## start DATASET EXCERPTS
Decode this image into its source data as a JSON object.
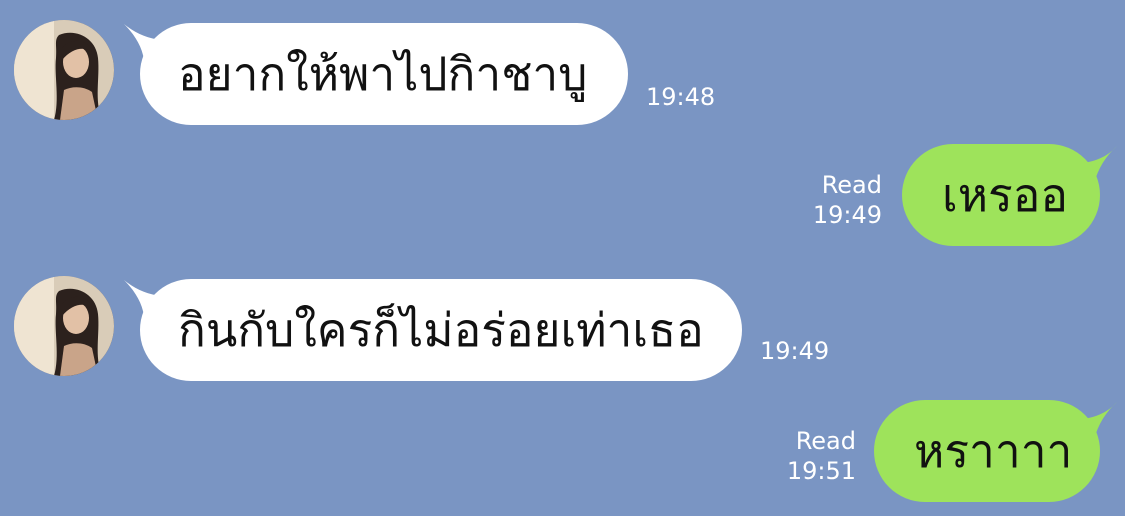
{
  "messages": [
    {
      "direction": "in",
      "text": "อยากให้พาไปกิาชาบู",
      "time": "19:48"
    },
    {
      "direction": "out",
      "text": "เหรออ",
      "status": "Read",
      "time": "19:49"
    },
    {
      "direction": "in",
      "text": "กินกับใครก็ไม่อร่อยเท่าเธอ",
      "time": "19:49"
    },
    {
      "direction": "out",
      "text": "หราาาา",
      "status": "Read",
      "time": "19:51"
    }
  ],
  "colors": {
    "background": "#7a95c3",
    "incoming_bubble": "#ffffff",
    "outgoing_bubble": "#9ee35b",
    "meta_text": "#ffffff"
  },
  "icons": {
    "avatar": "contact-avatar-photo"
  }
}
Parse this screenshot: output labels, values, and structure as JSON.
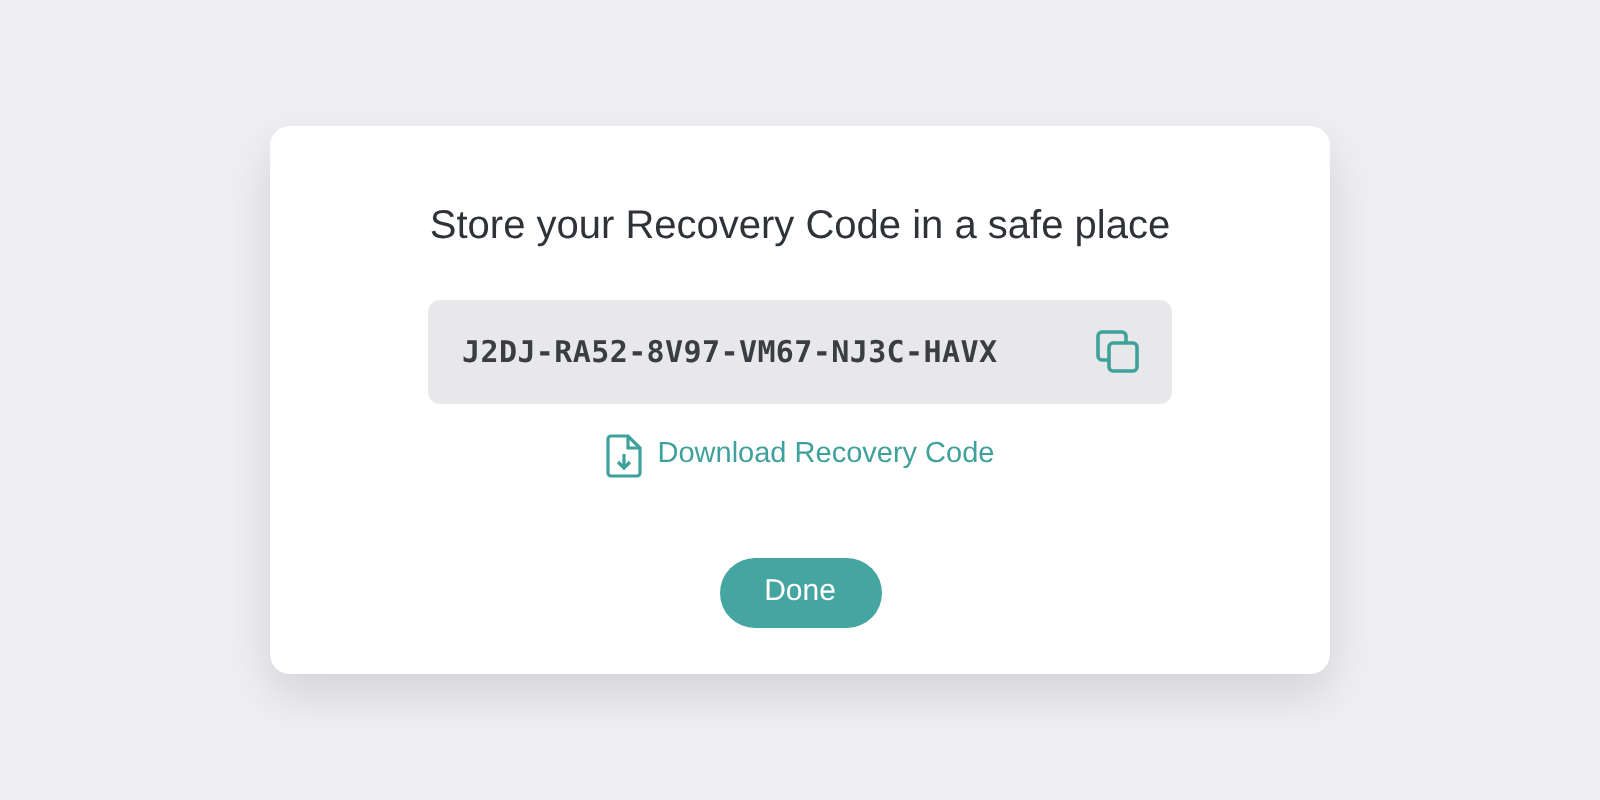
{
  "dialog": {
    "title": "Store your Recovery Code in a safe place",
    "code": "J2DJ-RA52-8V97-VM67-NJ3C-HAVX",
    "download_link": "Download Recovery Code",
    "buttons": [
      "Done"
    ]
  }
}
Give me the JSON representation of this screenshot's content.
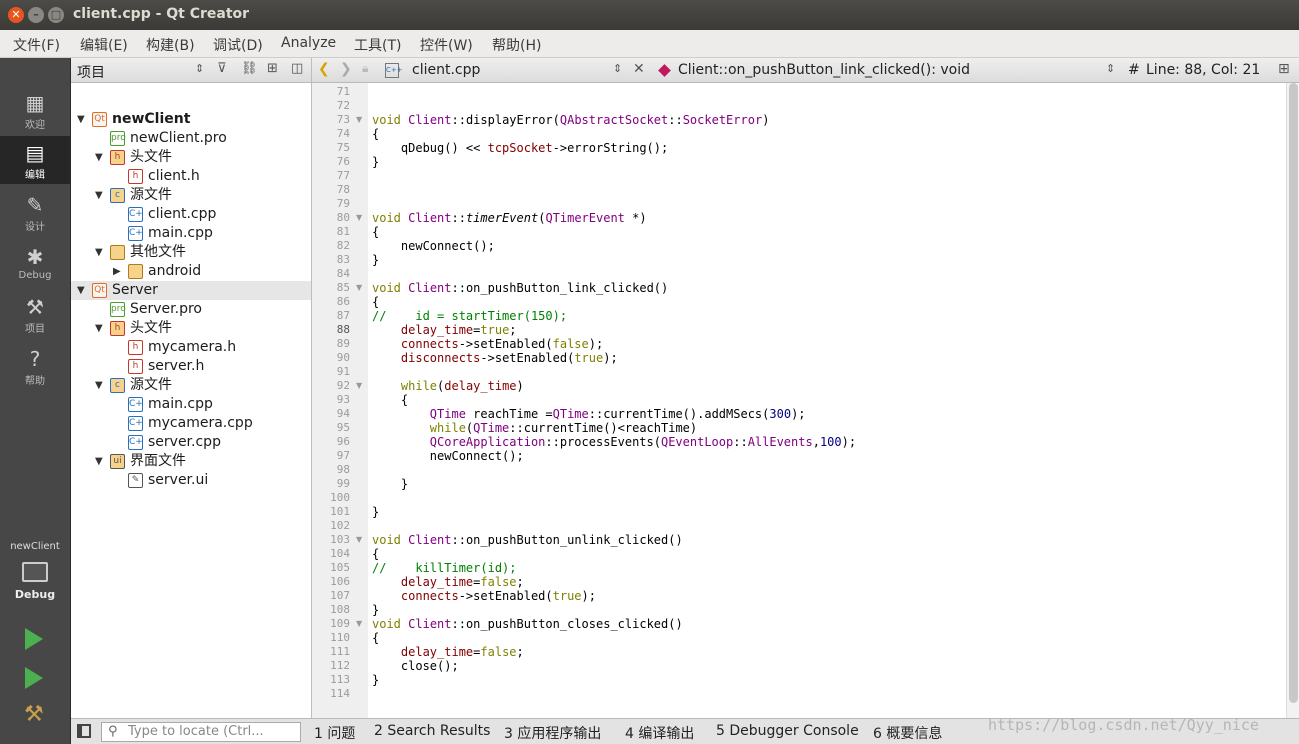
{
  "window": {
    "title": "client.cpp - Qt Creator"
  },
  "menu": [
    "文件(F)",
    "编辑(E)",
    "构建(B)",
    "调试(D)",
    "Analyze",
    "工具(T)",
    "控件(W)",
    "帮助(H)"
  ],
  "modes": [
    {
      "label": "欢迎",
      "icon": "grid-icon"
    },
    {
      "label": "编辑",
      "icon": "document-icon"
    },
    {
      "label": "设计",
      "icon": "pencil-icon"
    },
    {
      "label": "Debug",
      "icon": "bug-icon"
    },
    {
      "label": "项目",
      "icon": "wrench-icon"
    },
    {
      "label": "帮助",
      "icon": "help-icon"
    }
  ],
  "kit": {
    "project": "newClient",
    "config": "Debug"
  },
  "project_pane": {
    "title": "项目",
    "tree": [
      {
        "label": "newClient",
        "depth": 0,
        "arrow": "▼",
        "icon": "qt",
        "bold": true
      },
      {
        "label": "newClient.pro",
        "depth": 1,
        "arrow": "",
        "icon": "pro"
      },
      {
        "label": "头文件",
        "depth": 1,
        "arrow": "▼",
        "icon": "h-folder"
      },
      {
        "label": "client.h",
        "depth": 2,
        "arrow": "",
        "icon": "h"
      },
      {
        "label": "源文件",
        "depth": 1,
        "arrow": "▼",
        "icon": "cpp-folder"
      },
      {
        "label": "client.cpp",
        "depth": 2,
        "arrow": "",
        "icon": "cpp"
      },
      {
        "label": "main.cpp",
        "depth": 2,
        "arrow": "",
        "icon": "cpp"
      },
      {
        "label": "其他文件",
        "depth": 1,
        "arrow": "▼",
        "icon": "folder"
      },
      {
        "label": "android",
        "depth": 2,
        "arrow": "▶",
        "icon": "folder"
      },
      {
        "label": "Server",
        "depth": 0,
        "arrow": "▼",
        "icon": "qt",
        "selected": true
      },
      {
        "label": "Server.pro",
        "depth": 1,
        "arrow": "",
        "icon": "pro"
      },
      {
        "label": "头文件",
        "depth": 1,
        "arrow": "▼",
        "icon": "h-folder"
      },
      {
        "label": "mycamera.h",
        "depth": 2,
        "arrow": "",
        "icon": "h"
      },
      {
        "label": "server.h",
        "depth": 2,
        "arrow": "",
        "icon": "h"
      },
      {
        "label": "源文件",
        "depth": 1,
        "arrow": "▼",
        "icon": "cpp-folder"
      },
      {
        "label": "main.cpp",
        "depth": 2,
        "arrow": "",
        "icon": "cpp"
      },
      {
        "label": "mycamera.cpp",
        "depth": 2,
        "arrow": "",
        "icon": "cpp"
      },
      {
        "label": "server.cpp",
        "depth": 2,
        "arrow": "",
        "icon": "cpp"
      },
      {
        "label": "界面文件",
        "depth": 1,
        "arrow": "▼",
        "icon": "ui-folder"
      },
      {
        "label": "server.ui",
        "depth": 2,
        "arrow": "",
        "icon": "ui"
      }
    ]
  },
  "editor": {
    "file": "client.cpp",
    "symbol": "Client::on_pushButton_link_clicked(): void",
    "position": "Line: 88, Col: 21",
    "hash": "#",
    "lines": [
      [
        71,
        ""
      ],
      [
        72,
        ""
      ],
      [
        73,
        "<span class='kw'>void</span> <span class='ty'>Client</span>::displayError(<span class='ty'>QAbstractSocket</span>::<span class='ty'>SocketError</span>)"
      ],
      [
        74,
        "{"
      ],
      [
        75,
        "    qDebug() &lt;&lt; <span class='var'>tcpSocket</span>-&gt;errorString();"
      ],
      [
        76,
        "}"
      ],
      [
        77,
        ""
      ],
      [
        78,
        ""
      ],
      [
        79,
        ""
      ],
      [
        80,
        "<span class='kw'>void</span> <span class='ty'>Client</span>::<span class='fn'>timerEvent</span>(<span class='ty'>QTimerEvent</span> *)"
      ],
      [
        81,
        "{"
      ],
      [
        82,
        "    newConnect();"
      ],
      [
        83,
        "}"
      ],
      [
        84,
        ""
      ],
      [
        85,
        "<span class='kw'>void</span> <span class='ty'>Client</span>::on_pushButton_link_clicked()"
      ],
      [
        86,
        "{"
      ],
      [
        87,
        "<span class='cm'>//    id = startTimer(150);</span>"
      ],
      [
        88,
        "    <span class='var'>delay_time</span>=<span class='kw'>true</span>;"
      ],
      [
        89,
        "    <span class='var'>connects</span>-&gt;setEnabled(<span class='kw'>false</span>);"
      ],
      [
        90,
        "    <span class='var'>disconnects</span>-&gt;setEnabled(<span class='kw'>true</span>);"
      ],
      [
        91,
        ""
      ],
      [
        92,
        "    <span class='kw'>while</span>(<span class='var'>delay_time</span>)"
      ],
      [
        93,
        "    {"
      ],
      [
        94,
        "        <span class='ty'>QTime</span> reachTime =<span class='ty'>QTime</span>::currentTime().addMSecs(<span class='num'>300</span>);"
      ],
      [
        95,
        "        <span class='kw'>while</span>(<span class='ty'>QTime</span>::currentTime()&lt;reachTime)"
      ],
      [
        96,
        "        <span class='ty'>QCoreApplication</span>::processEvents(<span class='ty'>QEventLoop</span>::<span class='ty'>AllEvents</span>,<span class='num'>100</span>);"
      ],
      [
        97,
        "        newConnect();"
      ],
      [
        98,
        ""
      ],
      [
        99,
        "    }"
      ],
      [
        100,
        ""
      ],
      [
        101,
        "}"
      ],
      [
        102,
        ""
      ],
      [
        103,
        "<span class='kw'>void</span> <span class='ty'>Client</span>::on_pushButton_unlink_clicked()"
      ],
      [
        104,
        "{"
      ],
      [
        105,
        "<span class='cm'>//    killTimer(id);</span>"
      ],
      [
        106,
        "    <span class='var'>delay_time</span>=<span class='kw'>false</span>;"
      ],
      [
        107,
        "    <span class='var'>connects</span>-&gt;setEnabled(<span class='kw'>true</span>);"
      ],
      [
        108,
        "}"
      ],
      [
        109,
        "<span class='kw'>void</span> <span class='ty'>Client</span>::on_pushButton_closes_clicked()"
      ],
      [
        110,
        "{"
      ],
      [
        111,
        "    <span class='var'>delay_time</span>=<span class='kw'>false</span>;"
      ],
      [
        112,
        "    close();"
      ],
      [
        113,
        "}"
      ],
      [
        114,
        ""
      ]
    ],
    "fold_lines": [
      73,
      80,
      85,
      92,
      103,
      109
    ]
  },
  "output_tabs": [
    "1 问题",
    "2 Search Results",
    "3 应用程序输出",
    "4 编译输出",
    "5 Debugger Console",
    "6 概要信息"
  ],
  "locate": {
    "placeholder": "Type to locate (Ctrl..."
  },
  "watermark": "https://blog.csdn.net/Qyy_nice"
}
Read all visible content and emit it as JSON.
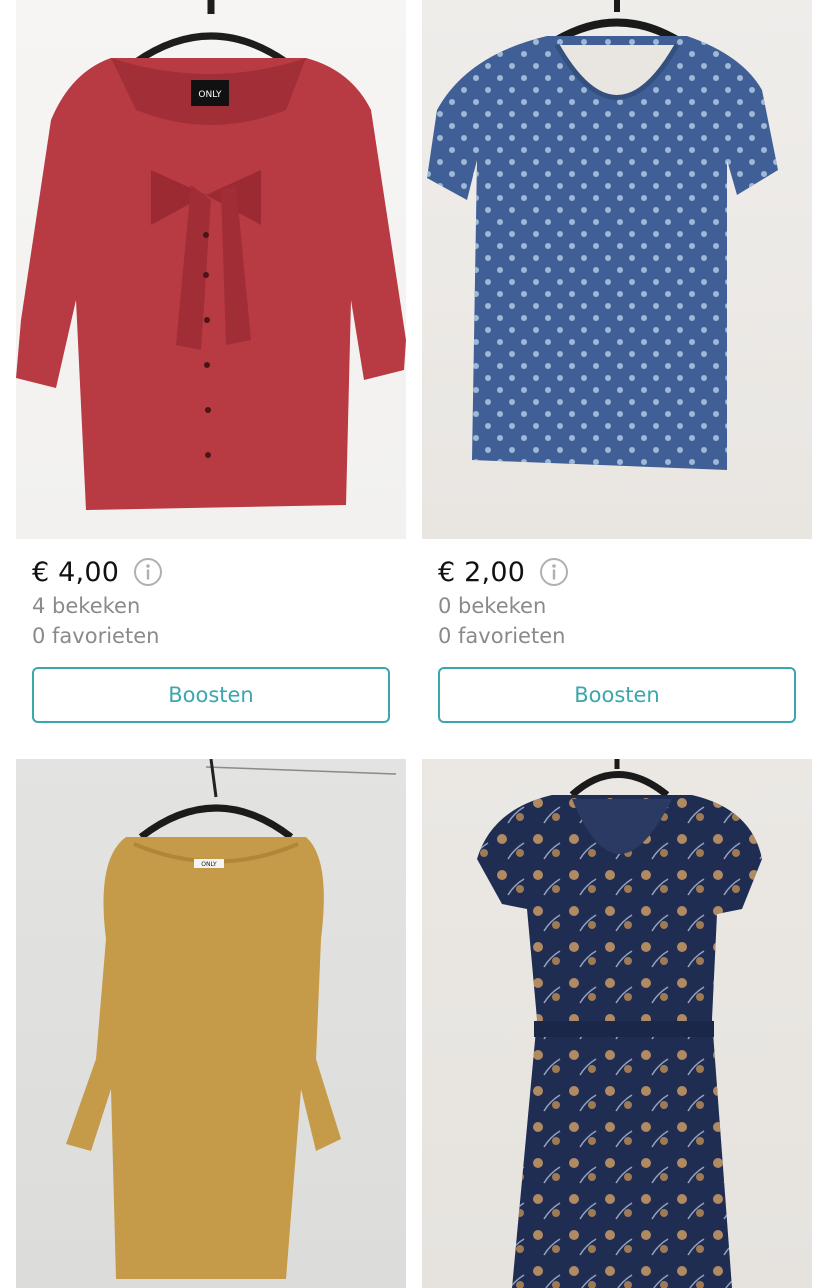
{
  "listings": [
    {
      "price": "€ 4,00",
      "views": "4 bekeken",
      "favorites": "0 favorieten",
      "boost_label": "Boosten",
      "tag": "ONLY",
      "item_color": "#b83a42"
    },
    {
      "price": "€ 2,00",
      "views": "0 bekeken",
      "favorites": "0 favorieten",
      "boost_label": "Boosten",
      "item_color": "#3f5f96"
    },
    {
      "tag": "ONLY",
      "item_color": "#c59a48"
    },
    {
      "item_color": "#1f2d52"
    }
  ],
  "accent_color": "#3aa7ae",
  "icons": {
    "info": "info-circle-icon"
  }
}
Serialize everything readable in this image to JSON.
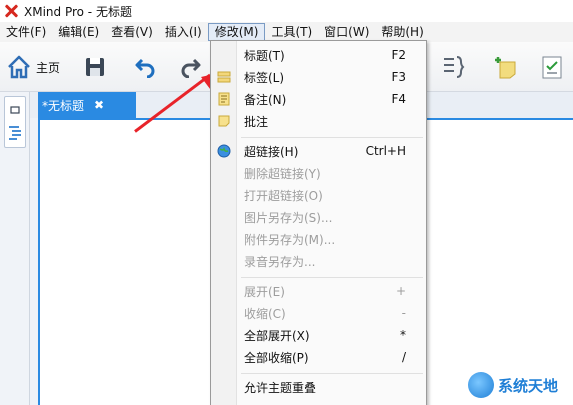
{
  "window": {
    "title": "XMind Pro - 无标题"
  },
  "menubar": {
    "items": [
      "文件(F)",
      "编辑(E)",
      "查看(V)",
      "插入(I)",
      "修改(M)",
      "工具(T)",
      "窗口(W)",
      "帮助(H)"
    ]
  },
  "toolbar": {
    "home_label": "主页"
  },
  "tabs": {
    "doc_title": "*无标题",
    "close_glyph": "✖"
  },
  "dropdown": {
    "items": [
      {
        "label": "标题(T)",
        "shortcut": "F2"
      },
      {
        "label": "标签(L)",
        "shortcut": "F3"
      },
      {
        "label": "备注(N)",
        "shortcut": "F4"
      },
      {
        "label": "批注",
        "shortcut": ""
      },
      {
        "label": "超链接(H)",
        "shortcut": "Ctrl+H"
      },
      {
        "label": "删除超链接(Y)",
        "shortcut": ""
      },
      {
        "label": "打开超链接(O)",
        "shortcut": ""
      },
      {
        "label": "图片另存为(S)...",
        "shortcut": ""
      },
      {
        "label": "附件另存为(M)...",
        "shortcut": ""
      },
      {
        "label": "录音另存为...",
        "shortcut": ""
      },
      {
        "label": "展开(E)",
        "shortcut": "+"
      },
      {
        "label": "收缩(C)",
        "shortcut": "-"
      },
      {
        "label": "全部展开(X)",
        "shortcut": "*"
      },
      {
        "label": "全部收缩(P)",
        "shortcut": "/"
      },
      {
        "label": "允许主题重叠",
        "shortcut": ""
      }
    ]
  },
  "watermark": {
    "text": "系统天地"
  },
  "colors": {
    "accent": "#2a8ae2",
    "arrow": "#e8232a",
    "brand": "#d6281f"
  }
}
## end DATASET EXCERPTS
▶ _WHAT TO PRODUCE_
Search the records for the string "currentTime" and return every line in which it occurs.

▶ _WRITTEN RESPONSE_
        "        <span class='ty'>QTime</span> reachTime =<span class='ty'>QTime</span>::currentTime().addMSecs(<span class='num'>300</span>);"
        "        <span class='kw'>while</span>(<span class='ty'>QTime</span>::currentTime()&lt;reachTime)"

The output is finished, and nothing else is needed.